Excerpt provided —
**********

XXXXXXXXXXXX claims that "for 10 years 
the government has promised us money to buy new equipment or 
paint the walls, but so far...nothing." 
 
3. (SBU) The Aden hospital, whose hallways and operating 
rooms evoke a sci-fi writer's post-apocalyptic vision more 
than a modern public health facility, lacks a single 
functioning x-ray machine and relies on two first-generation 
technology, Hungarian-built sterilization machines to 
disinfect material from over 300 beds.  "The hospital itself 
paid for the only renovation we've completed since 1985 -) 
plugging holes in the ceiling to keep out rats and 
cockroaches.  Even that failed to keep the pests out,"  
XXXXXXXXXXXX told EconOff  
XXXXXXXXXXXX.  The fact that the hospital must send patients to 
Sana'a for most laboratory tests and anything beyond basic 
surgical procedures has become a source of humiliation in 
daily life in Aden, according to staff physicians.  
XXXXXXXXXXXX 
XXXXXXXXXXXX.  Hospital 
officials showed EconOff a wish list of easily procurable 
items, including bedpans and stethoscopes, that Aden hospital 
officials claim the Ministry of Health has ignored since the 
document was compiled in 2001.  In the absence of funding 
from the ROYG, the hospital has begun to charge patients USD 
20-40 for some operations to pay for basic medical supplies, 
costs not passed on to patients in other public hospitals.

**********

Dataset extract —
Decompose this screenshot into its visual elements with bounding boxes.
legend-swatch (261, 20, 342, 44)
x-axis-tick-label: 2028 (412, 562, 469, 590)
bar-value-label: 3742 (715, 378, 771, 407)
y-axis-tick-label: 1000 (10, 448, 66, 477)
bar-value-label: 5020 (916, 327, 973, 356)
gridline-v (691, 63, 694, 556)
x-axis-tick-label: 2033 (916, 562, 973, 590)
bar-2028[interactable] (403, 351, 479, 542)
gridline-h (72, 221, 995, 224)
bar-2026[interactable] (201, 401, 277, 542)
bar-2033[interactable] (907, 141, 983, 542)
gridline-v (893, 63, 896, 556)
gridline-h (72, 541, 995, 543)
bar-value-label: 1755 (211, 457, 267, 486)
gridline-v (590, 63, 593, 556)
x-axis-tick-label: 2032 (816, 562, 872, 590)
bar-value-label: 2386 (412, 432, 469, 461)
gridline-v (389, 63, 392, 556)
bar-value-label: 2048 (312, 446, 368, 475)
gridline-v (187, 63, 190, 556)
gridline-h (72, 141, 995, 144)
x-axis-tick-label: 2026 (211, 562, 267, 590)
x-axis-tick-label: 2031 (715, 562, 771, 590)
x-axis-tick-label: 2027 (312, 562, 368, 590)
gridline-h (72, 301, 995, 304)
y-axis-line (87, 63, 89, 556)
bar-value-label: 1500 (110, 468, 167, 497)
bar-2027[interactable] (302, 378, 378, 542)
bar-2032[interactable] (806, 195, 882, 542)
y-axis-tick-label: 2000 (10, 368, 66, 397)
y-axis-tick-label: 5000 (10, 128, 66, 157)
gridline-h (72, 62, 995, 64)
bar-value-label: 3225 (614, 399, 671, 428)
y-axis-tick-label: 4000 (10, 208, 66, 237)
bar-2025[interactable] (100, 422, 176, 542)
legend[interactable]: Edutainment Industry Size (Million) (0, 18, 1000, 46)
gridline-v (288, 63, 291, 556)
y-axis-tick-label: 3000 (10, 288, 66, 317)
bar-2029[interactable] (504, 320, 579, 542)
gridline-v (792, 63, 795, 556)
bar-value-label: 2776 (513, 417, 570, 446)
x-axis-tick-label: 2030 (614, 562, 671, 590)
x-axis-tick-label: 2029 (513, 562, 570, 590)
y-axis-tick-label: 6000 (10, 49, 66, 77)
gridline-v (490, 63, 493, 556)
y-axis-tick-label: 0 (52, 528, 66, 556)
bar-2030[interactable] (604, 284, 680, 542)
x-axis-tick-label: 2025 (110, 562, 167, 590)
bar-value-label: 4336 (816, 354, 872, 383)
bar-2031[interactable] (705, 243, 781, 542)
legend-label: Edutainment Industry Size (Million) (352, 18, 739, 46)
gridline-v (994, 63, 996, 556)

**********

Work to complete —
a) In the text about the Aden hospital, how much does the hospital charge patients for some operations?
b) Resume the text about the Aden hospital, starting after its last sentence.
The entries play no part in this work.

Replies —
a) USD 20-40.

b)
SANA'A HOSPITAL: 16 BEDS, EIGHT MILLION DOLLARS 
----------------------------------------------- 
 
4. (C) In stark contrast to the Aden hospital stands the 
spotless, newly-modernized USD eight million Defense Compound 
Hospital in Sana'a, self-financed by the ROYG and completed 
in May 2009.  The hospital, headed by Dr. Hisham al-Zubairi, 
Saleh's personal physician, is staffed by German and Indian 
doctors and equipped with state-of-the-art orthopedic, ear 
nose and throat (ENT), and 3-D medical imagery technology. 
The facility, located on the grounds of the new Ministry of 
Defense complex, was originally built to serve as Saleh's 
personal hospital.  (Note: Saleh was treated at the Sana'a 
Defense Compound Hospital following his June 2009 spill from 
a mountain bike.  End Note.)  XXXXXXXXXXXX 
convinced Saleh to open up the hospital to a handful 
of top military commanders and criticial condition cases from 
local hospitals so that physicians would not grow bored or 
lose their dexterity in the operating room.  XXXXXXXXXXXX  Despite the 
widened patient pool, the hospital seemed largely vacant 
during a September 27 visit by EconOff, filled with three 
floors of bored-looking nurses and smiling doctors with 
little to do except wait for new cases to arrive. 
 
5. (C) The new hospital is not without its detractors, even 
within government circles.  XXXXXXXXXXXX "wasted" on the Sa'ada conflict
 when a "few 
thousand dollars to the Aden hospital would go much farther." 
 XXXXXXXXXXXX 
 
COMMENT 
------- 
 
6. (C) The ROYG's lavish funding of the new military hospital 
in Sana'a, and its lack of attention to the Aden hospital, 
symbolizes a fiscal prioritization trend that could worsen if 
the budget crisis deepens: regime preservation rather than 
meaningful economic development for the Yemeni people.  Few 
of Yemen's urban centers are more devoid of presidential 
patronage, foreign assistance, or tribal largesse than Aden.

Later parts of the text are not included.